__To be done__: Pictures stay out; everything else in the records below is copied exactly.

━━━ Records shown ━━━

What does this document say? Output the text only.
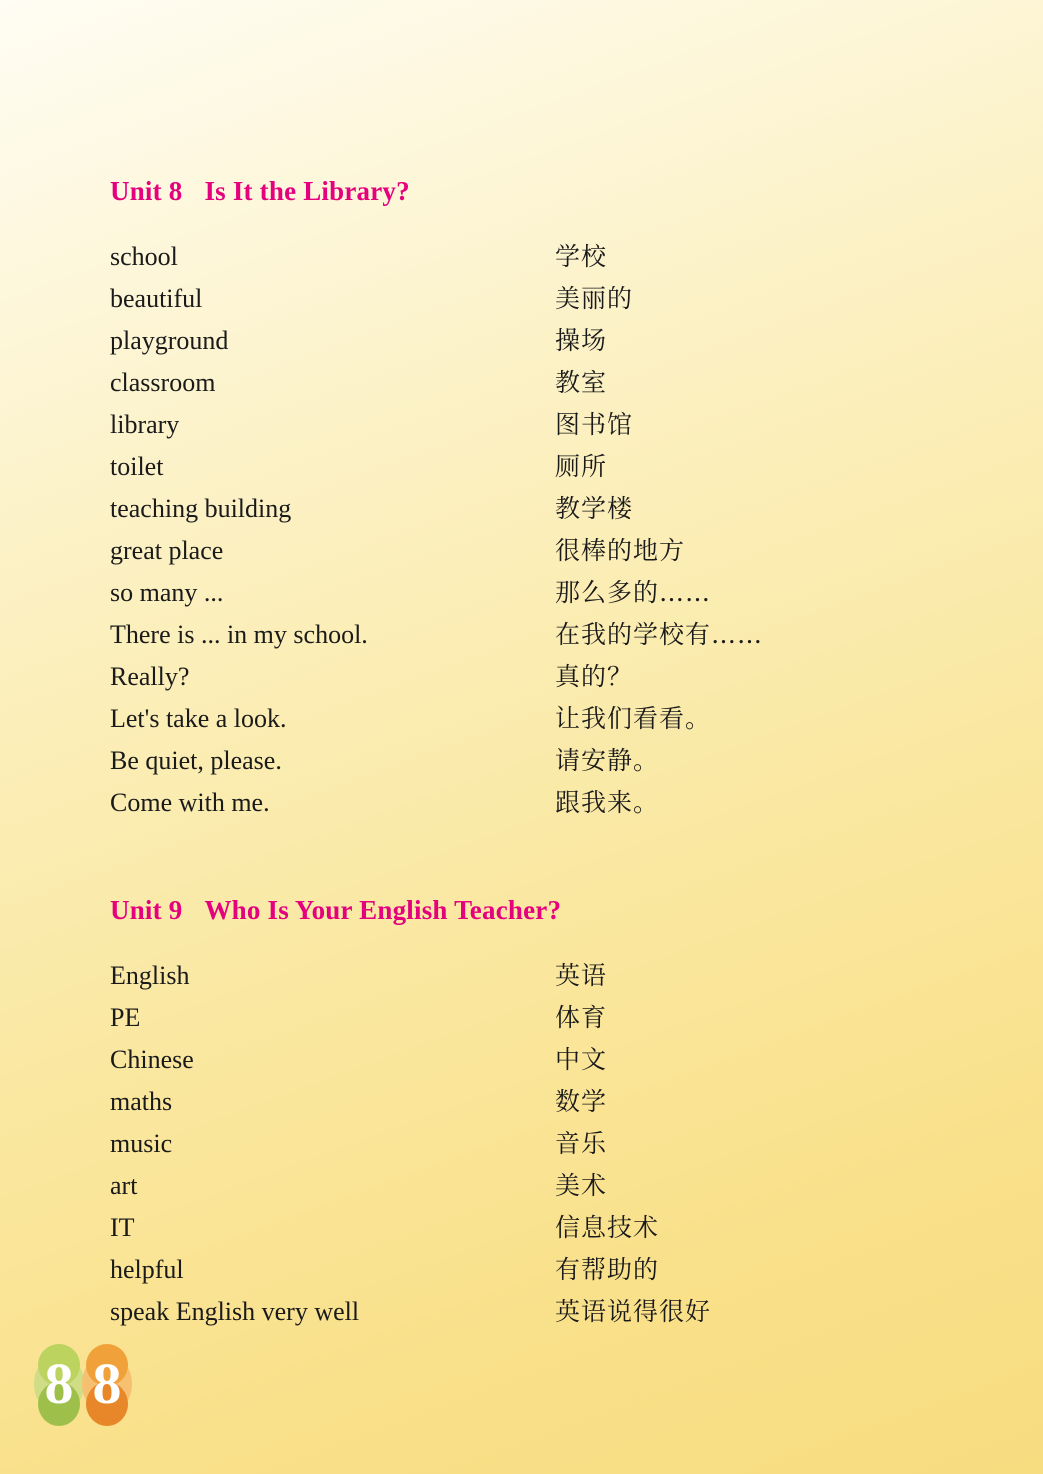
Unit 8 Is It the Library?
school	学校
beautiful	美丽的
playground	操场
classroom	教室
library	图书馆
toilet	厕所
teaching building	教学楼
great place	很棒的地方
so many ...	那么多的……
There is ... in my school.	在我的学校有……
Really?	真的？
Let's take a look.	让我们看看。
Be quiet, please.	请安静。
Come with me.	跟我来。
Unit 9 Who Is Your English Teacher?
English	英语
PE	体育
Chinese	中文
maths	数学
music	音乐
art	美术
IT	信息技术
helpful	有帮助的
speak English very well	英语说得很好
8 8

━━━

__Result for this exercise__:
What does this document say? Output the text only.
Unit 8 Is It the Library?
school	学校
beautiful	美丽的
playground	操场
classroom	教室
library	图书馆
toilet	厕所
teaching building	教学楼
great place	很棒的地方
so many ...	那么多的……
There is ... in my school.	在我的学校有……
Really?	真的？
Let's take a look.	让我们看看。
Be quiet, please.	请安静。
Come with me.	跟我来。
Unit 9 Who Is Your English Teacher?
English	英语
PE	体育
Chinese	中文
maths	数学
music	音乐
art	美术
IT	信息技术
helpful	有帮助的
speak English very well	英语说得很好
8 8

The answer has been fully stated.